[What you need to do]: Extract every line that contains the string "Array".

───── Dataset excerpts ─────

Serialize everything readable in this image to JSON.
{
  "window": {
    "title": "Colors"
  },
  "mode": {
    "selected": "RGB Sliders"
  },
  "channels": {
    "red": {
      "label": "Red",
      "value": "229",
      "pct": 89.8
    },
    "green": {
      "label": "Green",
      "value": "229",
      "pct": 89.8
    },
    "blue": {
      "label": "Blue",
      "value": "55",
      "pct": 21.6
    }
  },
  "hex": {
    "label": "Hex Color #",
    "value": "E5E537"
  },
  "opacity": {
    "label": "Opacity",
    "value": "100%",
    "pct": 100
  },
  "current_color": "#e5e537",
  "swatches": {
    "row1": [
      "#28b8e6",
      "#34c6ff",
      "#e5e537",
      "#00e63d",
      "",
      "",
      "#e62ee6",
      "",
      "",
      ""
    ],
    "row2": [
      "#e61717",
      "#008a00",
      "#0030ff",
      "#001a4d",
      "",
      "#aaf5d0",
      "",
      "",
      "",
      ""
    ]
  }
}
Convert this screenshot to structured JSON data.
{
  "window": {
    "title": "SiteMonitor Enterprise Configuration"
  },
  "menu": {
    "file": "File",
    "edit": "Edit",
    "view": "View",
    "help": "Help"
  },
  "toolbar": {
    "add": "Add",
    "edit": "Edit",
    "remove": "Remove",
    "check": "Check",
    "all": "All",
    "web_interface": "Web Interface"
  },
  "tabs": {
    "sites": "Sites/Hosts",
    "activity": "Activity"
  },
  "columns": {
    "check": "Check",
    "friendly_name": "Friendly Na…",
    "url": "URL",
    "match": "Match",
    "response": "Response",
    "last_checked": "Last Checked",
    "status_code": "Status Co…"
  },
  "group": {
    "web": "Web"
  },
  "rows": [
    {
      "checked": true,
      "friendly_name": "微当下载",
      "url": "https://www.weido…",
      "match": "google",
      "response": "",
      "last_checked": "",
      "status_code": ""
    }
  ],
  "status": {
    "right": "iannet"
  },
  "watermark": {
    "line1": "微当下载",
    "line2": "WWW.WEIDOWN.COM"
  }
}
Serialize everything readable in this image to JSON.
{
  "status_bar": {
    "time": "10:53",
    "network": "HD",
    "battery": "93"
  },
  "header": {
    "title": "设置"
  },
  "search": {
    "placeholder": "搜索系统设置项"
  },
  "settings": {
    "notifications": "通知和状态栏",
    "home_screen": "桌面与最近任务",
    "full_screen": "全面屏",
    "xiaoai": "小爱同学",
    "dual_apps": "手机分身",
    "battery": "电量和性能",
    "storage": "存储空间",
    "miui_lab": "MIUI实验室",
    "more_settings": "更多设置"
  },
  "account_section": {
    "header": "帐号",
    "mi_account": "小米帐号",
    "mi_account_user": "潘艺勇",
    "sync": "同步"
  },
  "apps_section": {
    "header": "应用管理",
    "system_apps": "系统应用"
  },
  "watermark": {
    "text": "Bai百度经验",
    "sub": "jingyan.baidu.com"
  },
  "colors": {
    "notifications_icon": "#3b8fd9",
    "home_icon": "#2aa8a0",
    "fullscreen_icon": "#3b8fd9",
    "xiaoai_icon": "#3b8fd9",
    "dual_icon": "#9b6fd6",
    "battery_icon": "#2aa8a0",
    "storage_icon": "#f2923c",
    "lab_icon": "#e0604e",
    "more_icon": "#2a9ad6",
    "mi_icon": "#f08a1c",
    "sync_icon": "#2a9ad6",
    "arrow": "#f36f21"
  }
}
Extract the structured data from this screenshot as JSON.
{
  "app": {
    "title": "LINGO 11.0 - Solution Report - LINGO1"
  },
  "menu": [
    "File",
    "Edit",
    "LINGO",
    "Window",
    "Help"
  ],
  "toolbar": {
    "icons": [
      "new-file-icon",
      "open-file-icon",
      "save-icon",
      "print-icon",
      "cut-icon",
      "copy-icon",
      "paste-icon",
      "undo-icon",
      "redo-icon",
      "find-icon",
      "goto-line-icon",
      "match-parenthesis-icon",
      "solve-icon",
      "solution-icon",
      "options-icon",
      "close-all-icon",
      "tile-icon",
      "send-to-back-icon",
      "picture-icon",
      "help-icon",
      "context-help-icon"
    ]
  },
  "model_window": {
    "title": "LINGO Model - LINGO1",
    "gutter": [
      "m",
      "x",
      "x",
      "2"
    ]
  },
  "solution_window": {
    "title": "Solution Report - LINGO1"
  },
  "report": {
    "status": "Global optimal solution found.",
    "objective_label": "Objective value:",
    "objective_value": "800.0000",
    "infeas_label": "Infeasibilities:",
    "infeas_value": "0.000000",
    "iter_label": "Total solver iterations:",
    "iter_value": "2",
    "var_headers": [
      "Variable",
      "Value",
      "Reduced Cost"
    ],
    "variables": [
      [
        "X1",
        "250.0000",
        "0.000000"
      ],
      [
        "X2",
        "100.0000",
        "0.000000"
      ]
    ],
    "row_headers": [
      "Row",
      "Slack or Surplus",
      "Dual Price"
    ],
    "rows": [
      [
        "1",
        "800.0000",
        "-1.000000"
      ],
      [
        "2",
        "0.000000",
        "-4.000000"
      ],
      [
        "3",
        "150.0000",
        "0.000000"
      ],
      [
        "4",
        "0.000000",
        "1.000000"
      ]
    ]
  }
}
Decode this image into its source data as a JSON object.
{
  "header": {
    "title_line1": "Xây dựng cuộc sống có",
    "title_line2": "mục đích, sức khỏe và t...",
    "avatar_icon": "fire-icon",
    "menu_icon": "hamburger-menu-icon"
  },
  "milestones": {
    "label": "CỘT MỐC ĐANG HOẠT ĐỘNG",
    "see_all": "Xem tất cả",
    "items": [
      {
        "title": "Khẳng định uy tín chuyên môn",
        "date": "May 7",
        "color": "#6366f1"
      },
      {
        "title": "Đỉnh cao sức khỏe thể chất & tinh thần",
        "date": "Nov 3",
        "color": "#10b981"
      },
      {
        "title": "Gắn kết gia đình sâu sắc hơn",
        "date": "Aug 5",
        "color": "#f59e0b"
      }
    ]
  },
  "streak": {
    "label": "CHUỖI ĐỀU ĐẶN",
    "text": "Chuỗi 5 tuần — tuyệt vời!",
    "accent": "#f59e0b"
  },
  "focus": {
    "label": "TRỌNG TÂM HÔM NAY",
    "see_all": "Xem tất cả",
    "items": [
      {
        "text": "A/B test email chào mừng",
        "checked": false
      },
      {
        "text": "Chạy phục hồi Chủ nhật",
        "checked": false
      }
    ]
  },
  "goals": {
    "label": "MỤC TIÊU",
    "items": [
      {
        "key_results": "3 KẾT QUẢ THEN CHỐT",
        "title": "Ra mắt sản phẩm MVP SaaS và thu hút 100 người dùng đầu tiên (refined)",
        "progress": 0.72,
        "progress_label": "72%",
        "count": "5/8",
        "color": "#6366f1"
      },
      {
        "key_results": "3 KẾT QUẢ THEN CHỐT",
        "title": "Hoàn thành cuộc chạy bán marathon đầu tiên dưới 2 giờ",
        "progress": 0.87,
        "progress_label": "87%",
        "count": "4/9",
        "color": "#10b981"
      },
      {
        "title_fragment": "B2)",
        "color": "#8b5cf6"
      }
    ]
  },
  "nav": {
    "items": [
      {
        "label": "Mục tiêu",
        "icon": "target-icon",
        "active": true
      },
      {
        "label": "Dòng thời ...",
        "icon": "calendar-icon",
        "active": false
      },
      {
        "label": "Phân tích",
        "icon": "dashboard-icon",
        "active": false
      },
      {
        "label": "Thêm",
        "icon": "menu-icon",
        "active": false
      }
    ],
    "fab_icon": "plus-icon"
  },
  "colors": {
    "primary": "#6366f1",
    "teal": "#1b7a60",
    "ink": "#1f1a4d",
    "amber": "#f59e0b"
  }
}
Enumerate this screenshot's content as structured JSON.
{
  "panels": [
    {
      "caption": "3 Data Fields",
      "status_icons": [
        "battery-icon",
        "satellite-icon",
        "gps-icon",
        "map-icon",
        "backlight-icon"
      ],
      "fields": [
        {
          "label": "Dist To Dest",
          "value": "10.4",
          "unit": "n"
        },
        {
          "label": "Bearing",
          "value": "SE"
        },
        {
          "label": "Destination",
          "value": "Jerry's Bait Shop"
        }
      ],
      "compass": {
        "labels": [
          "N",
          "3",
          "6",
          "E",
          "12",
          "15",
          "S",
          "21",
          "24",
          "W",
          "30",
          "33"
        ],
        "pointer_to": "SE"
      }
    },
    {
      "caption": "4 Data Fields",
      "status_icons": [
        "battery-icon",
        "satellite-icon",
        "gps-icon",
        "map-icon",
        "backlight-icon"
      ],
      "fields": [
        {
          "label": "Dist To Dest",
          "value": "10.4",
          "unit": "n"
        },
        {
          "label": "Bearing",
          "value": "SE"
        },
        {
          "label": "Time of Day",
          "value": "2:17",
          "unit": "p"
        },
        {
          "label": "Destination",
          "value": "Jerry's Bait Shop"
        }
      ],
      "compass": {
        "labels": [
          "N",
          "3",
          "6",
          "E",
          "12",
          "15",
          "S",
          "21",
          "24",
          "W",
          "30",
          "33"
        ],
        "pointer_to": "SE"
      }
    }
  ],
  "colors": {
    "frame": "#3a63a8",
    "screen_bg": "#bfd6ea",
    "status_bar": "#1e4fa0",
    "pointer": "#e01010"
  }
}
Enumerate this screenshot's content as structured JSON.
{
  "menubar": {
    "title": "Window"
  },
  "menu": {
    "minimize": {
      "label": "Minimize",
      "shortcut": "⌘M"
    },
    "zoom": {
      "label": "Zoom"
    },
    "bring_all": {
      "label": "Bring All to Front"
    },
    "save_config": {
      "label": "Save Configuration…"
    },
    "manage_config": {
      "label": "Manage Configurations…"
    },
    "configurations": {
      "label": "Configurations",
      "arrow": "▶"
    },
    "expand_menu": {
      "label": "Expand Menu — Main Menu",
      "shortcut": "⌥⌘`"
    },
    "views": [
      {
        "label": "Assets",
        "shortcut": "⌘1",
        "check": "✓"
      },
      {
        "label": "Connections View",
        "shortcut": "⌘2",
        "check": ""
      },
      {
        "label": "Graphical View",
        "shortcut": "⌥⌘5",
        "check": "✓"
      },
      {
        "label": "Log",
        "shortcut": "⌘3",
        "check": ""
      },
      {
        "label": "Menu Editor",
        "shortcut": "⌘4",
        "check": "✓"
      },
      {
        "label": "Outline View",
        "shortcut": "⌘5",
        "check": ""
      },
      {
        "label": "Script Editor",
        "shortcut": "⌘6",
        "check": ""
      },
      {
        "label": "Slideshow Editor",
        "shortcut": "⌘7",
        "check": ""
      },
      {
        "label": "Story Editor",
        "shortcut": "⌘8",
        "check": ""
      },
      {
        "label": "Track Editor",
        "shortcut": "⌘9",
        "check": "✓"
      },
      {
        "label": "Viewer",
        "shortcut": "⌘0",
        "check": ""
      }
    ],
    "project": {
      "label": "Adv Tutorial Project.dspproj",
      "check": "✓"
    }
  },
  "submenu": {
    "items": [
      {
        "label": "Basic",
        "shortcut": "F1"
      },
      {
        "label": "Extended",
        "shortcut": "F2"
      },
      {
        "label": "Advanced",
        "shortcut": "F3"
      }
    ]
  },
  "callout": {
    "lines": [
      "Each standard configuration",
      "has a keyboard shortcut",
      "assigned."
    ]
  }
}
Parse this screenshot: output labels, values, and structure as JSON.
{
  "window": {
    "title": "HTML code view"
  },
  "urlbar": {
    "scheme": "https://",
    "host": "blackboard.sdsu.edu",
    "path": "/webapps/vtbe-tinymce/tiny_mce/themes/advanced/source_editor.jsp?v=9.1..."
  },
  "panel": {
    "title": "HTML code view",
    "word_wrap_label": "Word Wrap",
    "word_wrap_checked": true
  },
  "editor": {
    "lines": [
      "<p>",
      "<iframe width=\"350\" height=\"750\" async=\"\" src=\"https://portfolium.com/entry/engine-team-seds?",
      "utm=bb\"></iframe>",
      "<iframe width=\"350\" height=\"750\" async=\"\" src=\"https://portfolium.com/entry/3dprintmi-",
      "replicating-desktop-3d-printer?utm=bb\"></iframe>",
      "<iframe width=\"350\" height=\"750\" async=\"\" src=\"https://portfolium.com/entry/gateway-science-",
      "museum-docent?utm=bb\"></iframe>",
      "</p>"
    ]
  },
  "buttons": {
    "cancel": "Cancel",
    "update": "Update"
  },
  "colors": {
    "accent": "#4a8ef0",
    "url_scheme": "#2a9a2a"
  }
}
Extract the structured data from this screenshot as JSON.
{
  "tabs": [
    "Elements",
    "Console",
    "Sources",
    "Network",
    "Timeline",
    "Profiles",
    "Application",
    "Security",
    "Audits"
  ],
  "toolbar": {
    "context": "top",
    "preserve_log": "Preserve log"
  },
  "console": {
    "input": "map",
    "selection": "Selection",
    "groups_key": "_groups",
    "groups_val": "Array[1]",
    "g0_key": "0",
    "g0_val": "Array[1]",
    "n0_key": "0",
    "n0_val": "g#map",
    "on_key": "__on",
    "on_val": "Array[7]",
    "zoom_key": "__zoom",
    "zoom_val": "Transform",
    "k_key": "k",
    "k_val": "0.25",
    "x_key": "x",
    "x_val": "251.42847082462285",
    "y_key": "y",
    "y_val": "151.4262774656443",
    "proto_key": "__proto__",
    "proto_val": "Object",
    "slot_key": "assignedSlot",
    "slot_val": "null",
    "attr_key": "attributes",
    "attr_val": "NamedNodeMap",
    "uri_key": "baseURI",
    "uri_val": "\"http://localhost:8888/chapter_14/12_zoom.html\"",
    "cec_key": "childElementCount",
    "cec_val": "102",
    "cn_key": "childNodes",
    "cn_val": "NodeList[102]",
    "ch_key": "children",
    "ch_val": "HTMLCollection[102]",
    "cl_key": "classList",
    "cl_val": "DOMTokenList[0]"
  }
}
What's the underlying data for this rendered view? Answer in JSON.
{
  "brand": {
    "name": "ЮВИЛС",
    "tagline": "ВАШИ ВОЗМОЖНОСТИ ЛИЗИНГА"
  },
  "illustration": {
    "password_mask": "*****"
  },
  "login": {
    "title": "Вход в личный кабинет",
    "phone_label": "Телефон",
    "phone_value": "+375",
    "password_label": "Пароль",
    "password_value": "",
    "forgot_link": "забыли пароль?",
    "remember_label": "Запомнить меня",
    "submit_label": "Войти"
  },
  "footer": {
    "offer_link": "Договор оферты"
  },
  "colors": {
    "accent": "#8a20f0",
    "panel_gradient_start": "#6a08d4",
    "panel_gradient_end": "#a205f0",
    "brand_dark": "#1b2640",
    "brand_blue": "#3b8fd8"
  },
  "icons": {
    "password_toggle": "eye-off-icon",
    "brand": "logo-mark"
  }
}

─────

[Response]:
    "groups_val": "Array[1]",
    "g0_val": "Array[1]",
    "on_val": "Array[7]",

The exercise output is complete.